Data items ::
▬▬▬▬▬▬

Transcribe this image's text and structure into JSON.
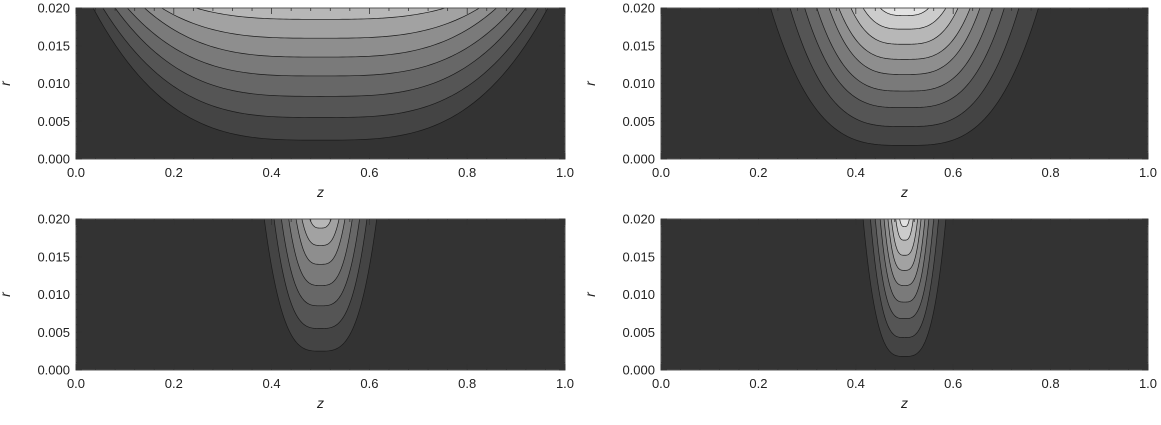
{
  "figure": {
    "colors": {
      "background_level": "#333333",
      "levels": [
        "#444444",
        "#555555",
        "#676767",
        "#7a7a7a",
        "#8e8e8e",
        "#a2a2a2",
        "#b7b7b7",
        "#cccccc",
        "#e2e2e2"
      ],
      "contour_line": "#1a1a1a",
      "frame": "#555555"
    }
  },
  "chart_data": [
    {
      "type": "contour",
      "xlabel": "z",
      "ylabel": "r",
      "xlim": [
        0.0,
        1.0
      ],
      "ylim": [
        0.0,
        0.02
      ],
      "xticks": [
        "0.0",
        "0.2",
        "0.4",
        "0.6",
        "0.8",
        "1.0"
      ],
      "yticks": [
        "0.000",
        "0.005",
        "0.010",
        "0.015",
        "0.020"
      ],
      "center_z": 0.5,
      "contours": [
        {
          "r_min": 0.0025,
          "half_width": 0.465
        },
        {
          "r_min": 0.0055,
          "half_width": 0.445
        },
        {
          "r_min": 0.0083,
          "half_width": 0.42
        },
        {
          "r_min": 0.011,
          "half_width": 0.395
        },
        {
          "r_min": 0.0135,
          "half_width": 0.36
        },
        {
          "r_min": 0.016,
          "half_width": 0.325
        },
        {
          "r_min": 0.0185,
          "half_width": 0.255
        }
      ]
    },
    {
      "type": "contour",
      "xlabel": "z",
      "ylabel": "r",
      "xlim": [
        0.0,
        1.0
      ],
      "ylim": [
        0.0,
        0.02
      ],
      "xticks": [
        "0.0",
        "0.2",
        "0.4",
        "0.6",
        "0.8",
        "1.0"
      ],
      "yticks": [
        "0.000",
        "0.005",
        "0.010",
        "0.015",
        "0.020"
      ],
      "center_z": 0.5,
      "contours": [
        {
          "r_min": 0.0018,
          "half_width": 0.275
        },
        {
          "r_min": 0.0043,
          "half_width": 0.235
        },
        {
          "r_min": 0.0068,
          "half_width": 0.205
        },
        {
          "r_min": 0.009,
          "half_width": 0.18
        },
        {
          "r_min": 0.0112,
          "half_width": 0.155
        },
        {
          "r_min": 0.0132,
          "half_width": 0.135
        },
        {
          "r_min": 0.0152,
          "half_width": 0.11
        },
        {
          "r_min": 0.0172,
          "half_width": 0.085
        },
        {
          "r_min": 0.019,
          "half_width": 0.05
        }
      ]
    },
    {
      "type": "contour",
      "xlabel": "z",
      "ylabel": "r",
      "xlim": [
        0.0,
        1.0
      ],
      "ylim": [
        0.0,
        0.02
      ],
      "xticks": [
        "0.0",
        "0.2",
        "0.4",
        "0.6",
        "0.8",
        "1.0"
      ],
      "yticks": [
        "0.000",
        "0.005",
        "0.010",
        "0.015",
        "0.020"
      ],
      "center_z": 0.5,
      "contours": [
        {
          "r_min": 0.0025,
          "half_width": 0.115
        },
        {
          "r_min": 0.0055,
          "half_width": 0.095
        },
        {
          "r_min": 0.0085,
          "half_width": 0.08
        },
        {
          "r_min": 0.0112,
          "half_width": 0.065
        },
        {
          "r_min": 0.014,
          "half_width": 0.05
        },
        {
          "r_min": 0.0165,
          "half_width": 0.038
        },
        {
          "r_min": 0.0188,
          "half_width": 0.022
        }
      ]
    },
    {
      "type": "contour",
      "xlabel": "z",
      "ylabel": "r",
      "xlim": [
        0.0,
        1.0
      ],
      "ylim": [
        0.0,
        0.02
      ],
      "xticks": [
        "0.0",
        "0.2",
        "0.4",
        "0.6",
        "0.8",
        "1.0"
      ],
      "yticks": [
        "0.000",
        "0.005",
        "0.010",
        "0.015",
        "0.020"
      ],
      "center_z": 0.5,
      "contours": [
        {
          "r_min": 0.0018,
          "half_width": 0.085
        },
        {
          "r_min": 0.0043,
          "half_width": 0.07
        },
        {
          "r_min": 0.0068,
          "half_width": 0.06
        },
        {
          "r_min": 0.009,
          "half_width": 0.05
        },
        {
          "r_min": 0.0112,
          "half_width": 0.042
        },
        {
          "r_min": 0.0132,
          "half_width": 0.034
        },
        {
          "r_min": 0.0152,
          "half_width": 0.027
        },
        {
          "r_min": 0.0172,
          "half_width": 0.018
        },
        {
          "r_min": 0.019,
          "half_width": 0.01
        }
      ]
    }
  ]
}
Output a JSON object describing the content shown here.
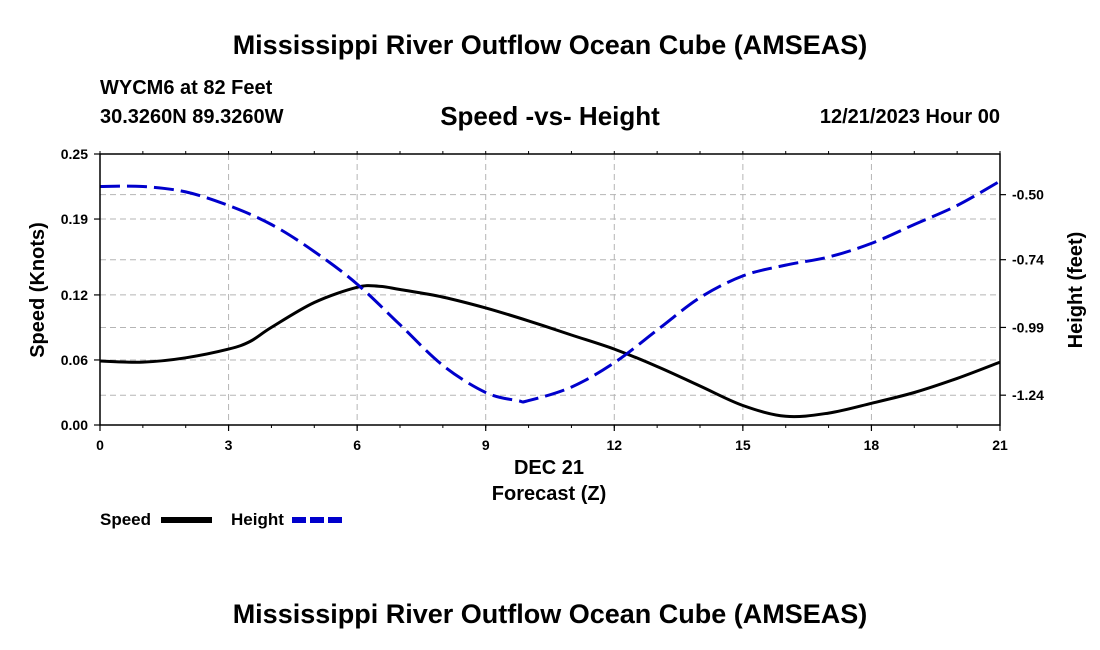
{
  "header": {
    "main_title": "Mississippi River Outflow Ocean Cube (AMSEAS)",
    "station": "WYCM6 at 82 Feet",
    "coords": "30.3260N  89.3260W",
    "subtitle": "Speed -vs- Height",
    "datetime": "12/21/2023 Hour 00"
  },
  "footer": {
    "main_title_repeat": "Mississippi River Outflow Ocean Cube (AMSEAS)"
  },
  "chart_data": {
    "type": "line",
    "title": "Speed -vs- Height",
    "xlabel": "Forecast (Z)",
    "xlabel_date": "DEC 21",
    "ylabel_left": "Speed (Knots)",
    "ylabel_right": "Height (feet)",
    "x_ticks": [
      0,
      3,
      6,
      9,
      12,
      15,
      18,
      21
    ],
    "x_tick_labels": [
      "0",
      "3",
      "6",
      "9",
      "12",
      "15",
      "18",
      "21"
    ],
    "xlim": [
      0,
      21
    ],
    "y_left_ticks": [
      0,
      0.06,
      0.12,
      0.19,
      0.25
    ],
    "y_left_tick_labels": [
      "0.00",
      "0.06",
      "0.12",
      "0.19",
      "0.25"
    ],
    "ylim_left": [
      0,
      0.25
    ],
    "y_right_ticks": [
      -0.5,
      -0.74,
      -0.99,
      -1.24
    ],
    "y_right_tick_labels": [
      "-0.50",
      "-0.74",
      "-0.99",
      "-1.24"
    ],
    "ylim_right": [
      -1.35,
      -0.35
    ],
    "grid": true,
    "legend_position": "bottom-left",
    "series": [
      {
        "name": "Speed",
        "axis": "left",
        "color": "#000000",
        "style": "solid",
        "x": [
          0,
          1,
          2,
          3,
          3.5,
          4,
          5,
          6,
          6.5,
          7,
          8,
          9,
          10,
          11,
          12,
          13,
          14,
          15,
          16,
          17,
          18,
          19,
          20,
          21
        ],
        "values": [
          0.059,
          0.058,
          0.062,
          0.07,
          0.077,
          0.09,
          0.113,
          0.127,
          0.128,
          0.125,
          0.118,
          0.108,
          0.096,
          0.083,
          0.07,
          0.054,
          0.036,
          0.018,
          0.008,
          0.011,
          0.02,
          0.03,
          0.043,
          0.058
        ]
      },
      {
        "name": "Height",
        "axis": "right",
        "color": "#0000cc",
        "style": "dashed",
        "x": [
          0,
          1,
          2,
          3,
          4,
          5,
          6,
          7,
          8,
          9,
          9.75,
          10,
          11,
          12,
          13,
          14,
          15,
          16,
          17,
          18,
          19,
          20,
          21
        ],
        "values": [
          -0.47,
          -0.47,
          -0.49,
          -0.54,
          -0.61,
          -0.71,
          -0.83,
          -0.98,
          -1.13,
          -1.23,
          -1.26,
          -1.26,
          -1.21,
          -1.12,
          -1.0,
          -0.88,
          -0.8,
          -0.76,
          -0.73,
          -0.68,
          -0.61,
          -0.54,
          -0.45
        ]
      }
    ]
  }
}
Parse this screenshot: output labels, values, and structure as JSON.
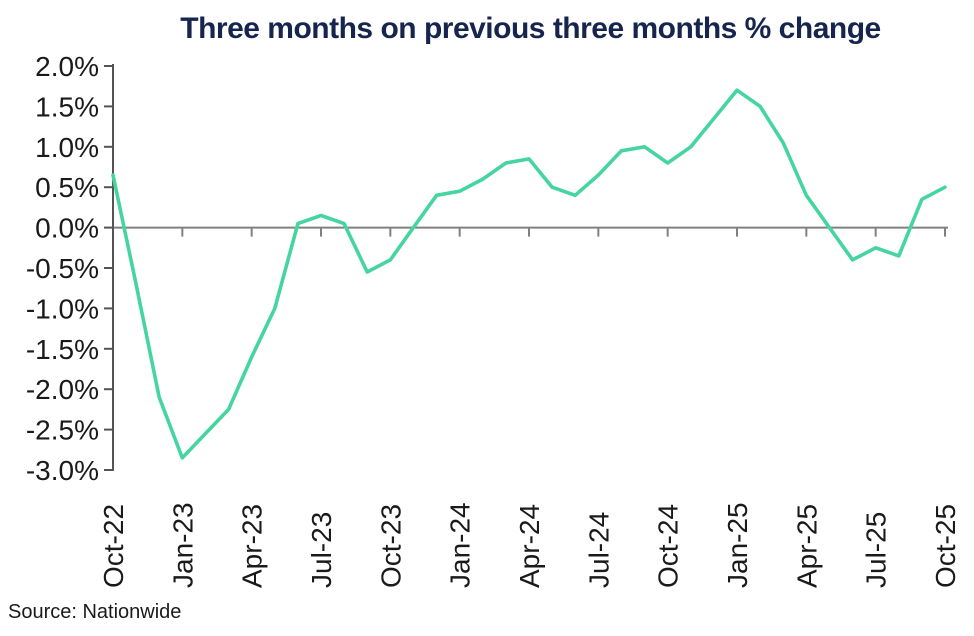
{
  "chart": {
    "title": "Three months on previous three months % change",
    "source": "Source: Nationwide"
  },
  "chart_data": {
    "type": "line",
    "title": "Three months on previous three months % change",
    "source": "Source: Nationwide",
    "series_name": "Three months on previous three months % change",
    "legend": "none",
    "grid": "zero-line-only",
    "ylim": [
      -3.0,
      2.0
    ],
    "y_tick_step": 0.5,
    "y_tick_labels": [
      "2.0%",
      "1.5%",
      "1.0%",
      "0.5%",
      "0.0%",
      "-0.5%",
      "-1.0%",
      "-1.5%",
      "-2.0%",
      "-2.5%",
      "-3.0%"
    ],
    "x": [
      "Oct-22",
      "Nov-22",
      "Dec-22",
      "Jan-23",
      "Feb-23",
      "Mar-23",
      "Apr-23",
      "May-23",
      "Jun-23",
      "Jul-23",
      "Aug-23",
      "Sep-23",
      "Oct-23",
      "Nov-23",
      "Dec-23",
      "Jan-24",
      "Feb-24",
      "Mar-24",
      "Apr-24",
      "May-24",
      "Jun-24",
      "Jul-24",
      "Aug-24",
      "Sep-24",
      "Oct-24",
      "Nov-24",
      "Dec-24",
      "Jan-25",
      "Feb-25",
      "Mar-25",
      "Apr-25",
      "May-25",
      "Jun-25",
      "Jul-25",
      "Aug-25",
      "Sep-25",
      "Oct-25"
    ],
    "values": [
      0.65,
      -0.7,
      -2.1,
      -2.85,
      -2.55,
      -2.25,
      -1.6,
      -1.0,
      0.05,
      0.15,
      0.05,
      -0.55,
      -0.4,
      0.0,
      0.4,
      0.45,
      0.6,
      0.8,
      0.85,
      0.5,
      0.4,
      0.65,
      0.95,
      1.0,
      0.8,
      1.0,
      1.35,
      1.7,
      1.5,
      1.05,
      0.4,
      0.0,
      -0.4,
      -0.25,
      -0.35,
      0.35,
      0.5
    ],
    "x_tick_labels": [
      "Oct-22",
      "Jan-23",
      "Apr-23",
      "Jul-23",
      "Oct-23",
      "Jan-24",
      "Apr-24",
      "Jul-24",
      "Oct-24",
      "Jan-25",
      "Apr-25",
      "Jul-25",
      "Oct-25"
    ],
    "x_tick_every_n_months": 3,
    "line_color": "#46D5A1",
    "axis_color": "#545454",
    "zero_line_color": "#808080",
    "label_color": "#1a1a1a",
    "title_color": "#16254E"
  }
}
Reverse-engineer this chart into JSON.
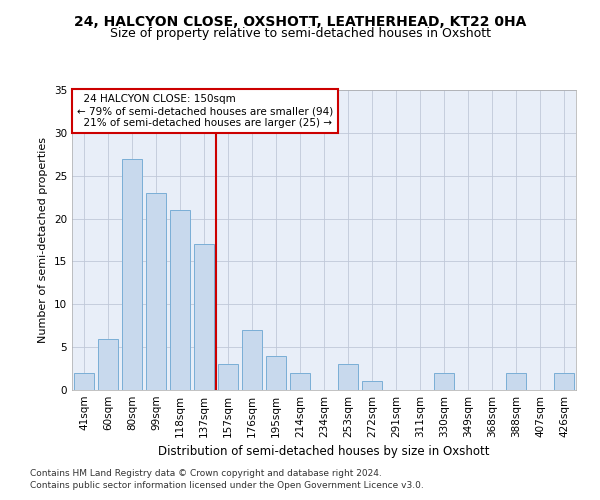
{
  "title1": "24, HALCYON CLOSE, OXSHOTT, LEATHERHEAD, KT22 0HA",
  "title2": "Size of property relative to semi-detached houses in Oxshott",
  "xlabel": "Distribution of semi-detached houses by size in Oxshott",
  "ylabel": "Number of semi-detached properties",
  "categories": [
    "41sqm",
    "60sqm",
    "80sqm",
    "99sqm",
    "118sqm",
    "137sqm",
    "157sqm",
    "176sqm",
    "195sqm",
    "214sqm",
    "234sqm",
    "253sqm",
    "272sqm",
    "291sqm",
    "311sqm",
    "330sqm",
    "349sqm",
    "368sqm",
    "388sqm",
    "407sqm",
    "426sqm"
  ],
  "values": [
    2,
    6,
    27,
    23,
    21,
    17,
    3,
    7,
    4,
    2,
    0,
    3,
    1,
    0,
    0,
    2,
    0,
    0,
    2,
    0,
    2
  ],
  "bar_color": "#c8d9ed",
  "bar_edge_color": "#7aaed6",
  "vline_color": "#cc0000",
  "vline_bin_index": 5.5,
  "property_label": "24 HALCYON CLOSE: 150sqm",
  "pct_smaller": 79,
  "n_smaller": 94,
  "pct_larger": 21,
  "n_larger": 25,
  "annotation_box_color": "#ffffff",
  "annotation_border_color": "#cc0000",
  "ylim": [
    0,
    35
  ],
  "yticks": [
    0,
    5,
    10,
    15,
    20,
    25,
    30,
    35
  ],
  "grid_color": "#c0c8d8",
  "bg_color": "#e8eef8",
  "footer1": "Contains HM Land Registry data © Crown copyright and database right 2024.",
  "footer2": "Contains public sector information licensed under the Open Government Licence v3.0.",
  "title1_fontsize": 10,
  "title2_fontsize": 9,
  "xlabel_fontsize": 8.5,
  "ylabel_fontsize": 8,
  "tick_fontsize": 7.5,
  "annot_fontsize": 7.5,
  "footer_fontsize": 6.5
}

▬▬▬▬▬▬

REQUIREMENTS :: List all lines in the material containing the string "AMSEAS".

FINAL RESULT ::
    "main_title": "Mississippi River Outflow Ocean Cube (AMSEAS)",
    "main_title_repeat": "Mississippi River Outflow Ocean Cube (AMSEAS)"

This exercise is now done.